* RECORD EXCERPTS:
+++++

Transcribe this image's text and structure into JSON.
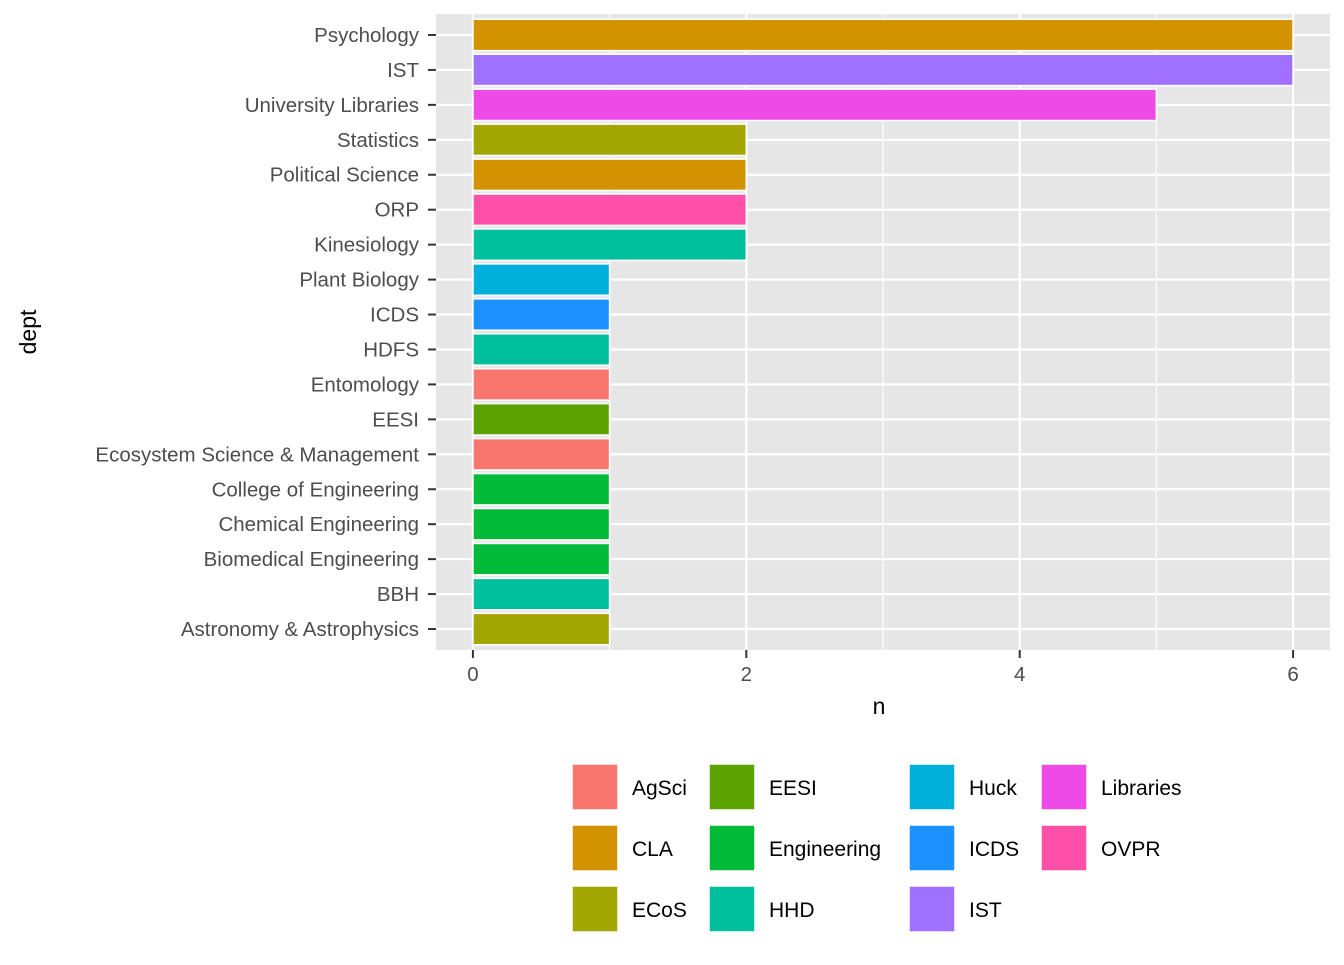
{
  "chart_data": {
    "type": "bar",
    "orientation": "horizontal",
    "xlabel": "n",
    "ylabel": "dept",
    "xlim": [
      -0.27,
      6.27
    ],
    "x_ticks": [
      0,
      2,
      4,
      6
    ],
    "x_minor_ticks": [
      1,
      3,
      5
    ],
    "grid": true,
    "legend_position": "bottom",
    "panel_background": "#e6e6e6",
    "grid_color": "#ffffff",
    "bars": [
      {
        "dept": "Astronomy & Astrophysics",
        "n": 1,
        "group": "ECoS"
      },
      {
        "dept": "BBH",
        "n": 1,
        "group": "HHD"
      },
      {
        "dept": "Biomedical Engineering",
        "n": 1,
        "group": "Engineering"
      },
      {
        "dept": "Chemical Engineering",
        "n": 1,
        "group": "Engineering"
      },
      {
        "dept": "College of Engineering",
        "n": 1,
        "group": "Engineering"
      },
      {
        "dept": "Ecosystem Science & Management",
        "n": 1,
        "group": "AgSci"
      },
      {
        "dept": "EESI",
        "n": 1,
        "group": "EESI"
      },
      {
        "dept": "Entomology",
        "n": 1,
        "group": "AgSci"
      },
      {
        "dept": "HDFS",
        "n": 1,
        "group": "HHD"
      },
      {
        "dept": "ICDS",
        "n": 1,
        "group": "ICDS"
      },
      {
        "dept": "Plant Biology",
        "n": 1,
        "group": "Huck"
      },
      {
        "dept": "Kinesiology",
        "n": 2,
        "group": "HHD"
      },
      {
        "dept": "ORP",
        "n": 2,
        "group": "OVPR"
      },
      {
        "dept": "Political Science",
        "n": 2,
        "group": "CLA"
      },
      {
        "dept": "Statistics",
        "n": 2,
        "group": "ECoS"
      },
      {
        "dept": "University Libraries",
        "n": 5,
        "group": "Libraries"
      },
      {
        "dept": "IST",
        "n": 6,
        "group": "IST"
      },
      {
        "dept": "Psychology",
        "n": 6,
        "group": "CLA"
      }
    ],
    "legend": {
      "columns": [
        [
          "AgSci",
          "CLA",
          "ECoS"
        ],
        [
          "EESI",
          "Engineering",
          "HHD"
        ],
        [
          "Huck",
          "ICDS",
          "IST"
        ],
        [
          "Libraries",
          "OVPR"
        ]
      ]
    },
    "group_colors": {
      "AgSci": "#F8766D",
      "CLA": "#D39200",
      "ECoS": "#A3A500",
      "EESI": "#5BA300",
      "Engineering": "#00BA38",
      "HHD": "#00BF9C",
      "Huck": "#00B0DA",
      "ICDS": "#1B90FF",
      "IST": "#A070FF",
      "Libraries": "#EE4AE8",
      "OVPR": "#FF4FA8"
    }
  }
}
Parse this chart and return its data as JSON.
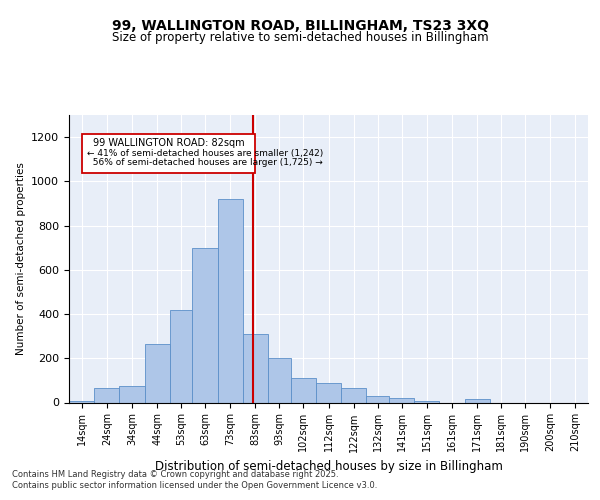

+++++

* DIRECTIVE:
Copy the lines from the entries above in which the word "Science" appears.

* FINISHED TASK:
        "dept": "Ecosystem Science & Management",
        "dept": "Political Science",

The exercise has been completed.